_Stored rows_:
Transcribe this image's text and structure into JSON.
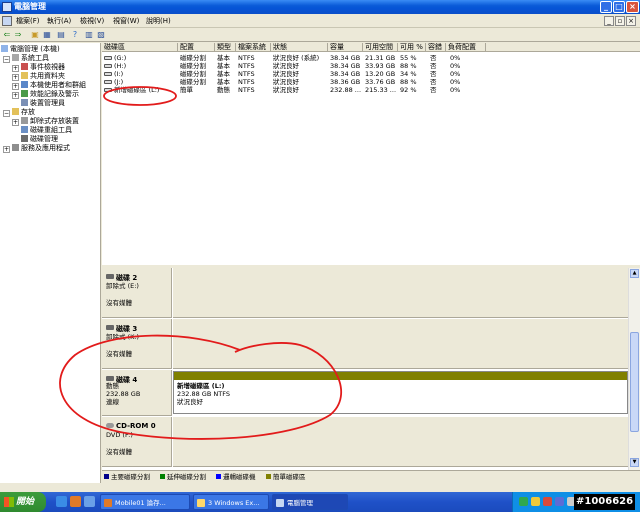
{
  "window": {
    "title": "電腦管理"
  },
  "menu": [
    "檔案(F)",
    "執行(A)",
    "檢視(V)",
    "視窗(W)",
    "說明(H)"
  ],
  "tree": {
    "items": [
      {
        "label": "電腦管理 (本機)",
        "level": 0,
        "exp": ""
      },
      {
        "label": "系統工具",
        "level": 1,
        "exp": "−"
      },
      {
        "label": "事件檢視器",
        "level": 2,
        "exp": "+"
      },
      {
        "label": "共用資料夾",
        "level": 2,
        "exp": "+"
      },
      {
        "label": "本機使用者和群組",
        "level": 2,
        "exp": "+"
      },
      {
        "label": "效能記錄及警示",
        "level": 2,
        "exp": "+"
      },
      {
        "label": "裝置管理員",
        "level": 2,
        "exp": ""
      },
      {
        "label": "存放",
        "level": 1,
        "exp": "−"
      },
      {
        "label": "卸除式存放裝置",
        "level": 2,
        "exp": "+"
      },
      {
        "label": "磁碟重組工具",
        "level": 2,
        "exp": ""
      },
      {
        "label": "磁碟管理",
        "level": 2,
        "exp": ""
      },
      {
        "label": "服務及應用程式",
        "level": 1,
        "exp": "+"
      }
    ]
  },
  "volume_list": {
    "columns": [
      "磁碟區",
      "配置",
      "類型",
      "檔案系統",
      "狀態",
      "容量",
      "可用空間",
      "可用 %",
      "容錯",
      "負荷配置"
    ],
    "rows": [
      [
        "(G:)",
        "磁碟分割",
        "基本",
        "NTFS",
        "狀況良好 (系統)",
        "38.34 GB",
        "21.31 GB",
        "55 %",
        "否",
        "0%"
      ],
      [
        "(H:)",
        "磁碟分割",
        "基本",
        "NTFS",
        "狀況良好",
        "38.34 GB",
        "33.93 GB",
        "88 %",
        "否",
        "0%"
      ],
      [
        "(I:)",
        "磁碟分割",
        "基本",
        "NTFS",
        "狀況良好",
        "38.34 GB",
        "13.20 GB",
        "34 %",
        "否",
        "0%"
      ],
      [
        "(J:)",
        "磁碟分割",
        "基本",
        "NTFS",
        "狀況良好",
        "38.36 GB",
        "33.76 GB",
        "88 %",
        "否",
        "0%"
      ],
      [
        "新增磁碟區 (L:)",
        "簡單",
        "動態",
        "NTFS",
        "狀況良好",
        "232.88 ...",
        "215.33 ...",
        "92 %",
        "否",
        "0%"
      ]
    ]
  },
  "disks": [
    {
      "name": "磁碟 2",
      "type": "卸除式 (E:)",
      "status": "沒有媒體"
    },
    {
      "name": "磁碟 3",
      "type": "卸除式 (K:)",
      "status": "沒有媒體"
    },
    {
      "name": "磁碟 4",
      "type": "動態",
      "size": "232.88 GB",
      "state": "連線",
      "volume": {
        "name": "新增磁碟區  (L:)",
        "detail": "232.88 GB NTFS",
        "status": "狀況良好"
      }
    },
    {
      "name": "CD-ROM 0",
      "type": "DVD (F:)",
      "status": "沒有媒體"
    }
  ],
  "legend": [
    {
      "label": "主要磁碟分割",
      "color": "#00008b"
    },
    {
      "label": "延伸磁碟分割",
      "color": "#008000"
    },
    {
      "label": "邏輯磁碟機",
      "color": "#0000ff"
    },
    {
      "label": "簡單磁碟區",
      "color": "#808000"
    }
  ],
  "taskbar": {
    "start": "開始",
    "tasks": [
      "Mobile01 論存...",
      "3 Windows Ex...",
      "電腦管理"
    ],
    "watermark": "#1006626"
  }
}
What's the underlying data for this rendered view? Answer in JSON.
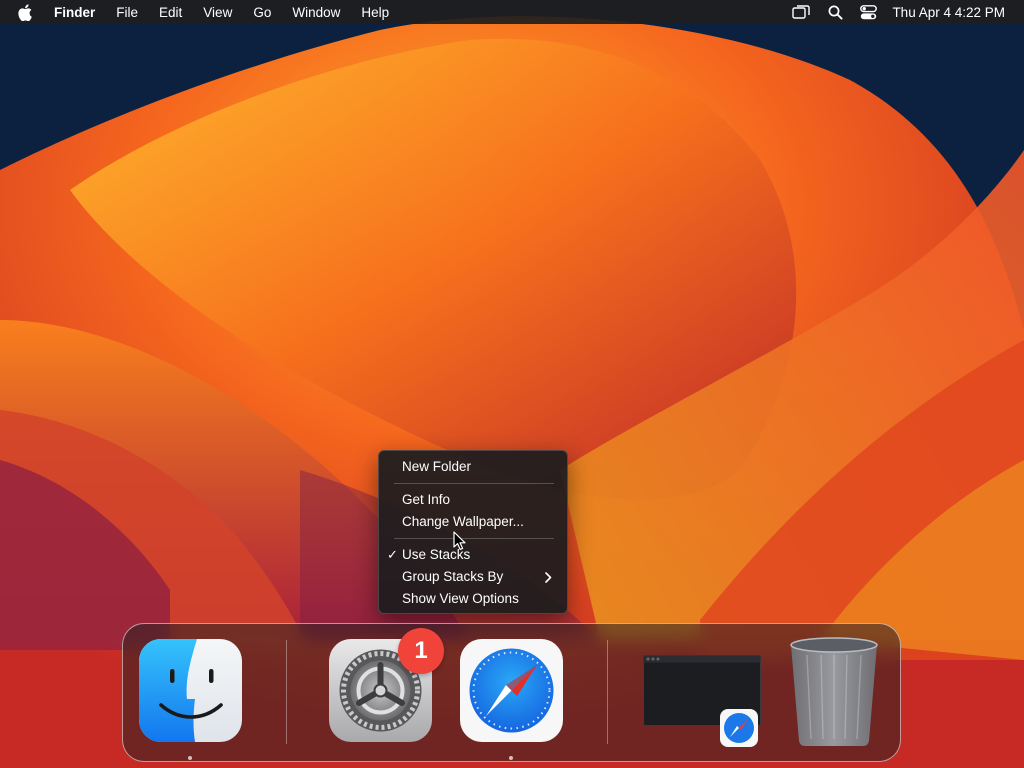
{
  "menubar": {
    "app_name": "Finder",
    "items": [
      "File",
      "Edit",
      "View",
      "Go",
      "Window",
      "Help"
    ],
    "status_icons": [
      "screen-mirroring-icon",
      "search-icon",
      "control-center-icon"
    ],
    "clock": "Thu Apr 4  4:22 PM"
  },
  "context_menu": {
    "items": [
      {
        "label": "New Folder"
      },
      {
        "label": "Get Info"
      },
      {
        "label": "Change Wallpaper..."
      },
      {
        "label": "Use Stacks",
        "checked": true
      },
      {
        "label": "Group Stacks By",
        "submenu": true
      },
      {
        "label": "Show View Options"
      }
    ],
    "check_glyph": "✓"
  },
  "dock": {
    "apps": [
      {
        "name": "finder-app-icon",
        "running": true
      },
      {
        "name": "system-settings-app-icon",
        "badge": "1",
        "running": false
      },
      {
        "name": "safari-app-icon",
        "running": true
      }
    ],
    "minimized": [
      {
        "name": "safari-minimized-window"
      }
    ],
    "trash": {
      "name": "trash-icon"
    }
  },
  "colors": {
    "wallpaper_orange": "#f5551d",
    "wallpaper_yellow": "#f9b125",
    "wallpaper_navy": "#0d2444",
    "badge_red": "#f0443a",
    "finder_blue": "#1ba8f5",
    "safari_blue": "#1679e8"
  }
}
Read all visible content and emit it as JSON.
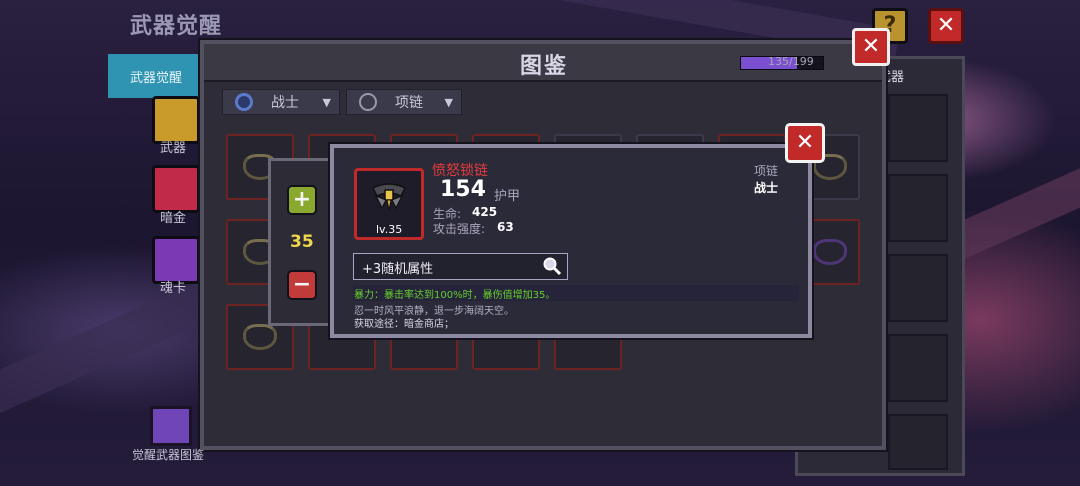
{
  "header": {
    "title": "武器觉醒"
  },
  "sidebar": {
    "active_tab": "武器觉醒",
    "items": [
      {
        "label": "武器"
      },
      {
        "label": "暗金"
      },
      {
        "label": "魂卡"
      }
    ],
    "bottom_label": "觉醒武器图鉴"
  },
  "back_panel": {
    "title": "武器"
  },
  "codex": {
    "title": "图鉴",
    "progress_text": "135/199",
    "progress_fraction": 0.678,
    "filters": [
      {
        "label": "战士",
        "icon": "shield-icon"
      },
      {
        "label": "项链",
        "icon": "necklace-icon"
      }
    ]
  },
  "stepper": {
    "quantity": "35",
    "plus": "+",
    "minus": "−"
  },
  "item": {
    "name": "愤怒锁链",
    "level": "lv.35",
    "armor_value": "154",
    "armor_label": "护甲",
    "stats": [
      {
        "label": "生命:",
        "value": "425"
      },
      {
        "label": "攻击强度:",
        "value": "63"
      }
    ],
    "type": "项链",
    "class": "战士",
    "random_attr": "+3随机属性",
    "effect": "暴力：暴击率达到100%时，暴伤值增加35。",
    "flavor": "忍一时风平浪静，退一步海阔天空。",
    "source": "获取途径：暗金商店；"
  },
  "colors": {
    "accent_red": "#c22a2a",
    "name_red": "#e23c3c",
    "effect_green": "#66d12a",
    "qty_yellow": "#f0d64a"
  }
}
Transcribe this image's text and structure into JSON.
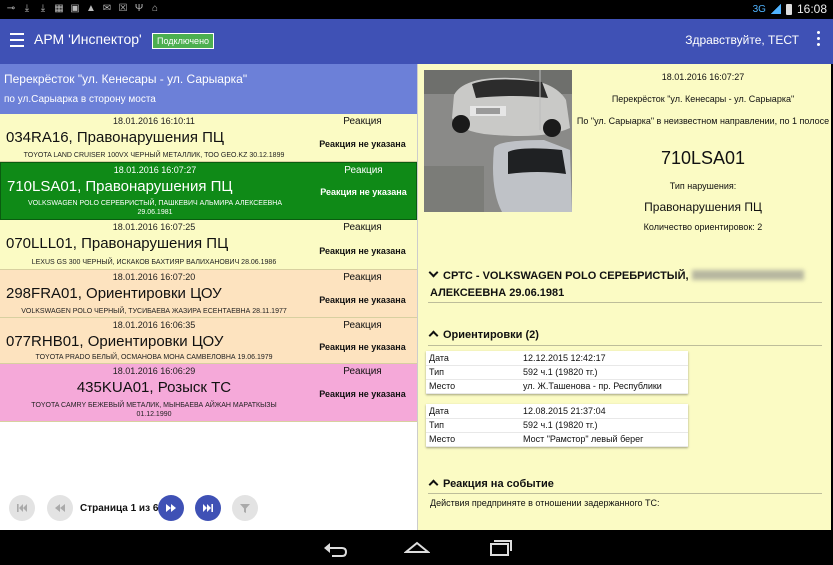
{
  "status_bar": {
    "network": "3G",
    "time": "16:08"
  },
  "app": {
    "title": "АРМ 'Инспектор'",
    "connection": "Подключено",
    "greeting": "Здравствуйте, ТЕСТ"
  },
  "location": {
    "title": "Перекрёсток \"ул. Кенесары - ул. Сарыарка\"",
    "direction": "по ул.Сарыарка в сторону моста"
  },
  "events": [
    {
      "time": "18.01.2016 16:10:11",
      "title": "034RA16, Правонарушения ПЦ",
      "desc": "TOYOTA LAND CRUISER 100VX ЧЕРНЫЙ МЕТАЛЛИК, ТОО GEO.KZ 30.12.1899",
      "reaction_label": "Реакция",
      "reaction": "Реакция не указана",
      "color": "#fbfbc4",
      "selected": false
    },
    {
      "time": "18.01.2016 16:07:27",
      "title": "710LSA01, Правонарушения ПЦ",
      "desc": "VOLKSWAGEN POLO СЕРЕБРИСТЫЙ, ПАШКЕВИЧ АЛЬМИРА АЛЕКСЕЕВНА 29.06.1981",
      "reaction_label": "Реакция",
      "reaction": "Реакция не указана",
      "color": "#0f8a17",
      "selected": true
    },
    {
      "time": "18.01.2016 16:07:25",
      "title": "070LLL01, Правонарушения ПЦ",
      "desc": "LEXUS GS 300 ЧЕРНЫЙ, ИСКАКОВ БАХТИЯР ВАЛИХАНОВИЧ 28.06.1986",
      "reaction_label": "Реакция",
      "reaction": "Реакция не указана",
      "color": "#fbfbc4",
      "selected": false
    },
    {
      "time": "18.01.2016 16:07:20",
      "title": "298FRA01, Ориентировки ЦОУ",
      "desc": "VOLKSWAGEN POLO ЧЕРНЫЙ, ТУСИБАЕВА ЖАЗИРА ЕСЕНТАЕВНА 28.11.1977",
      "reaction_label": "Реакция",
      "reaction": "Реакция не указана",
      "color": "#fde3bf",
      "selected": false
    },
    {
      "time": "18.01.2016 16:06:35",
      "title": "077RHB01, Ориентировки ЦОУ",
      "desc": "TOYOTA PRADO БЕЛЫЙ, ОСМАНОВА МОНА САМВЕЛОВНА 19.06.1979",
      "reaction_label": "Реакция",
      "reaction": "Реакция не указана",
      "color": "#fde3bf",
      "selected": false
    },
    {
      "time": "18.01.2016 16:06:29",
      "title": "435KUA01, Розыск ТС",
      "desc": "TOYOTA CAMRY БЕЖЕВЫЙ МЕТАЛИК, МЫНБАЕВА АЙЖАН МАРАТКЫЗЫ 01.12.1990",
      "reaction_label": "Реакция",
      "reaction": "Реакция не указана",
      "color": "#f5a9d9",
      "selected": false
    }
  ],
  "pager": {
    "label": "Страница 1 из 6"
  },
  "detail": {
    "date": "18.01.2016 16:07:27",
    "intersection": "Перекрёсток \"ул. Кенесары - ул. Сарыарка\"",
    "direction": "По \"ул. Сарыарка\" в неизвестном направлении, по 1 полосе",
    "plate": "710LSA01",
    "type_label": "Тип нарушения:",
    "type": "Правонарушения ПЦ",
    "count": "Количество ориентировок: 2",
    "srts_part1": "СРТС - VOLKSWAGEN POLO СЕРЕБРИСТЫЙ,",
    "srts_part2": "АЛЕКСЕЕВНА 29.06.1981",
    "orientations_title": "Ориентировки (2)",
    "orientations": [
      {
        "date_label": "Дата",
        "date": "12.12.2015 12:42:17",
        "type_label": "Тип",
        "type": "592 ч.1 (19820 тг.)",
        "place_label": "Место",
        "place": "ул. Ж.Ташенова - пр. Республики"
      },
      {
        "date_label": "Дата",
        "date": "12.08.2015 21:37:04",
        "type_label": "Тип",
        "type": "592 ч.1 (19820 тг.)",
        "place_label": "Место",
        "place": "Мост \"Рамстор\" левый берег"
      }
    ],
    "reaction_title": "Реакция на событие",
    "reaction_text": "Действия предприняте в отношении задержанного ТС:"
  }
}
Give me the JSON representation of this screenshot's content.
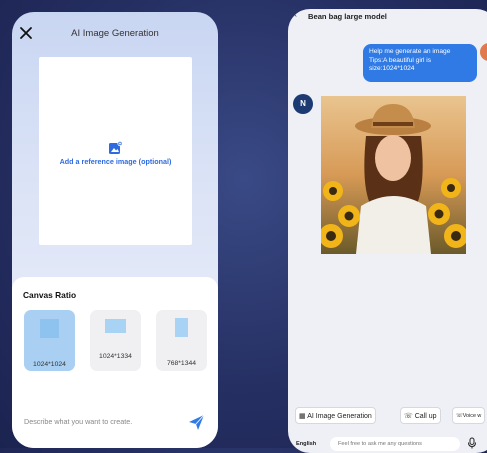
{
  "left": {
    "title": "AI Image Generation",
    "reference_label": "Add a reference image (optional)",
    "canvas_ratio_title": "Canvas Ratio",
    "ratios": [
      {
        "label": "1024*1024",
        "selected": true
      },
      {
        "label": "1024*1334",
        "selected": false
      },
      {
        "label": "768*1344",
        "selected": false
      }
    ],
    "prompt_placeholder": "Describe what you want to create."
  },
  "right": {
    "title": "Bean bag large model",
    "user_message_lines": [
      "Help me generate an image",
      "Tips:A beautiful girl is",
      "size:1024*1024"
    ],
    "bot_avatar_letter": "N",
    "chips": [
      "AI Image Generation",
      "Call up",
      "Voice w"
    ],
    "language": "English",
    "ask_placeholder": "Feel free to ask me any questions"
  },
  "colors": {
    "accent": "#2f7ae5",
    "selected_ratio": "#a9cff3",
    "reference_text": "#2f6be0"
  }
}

_Stated problem_: Make a list of all lines in the data that contain "АЛЕКСЕЕВНА".

_Solution to this exercise_:
      "desc": "VOLKSWAGEN POLO СЕРЕБРИСТЫЙ, ПАШКЕВИЧ АЛЬМИРА АЛЕКСЕЕВНА 29.06.1981",
    "srts_part2": "АЛЕКСЕЕВНА 29.06.1981",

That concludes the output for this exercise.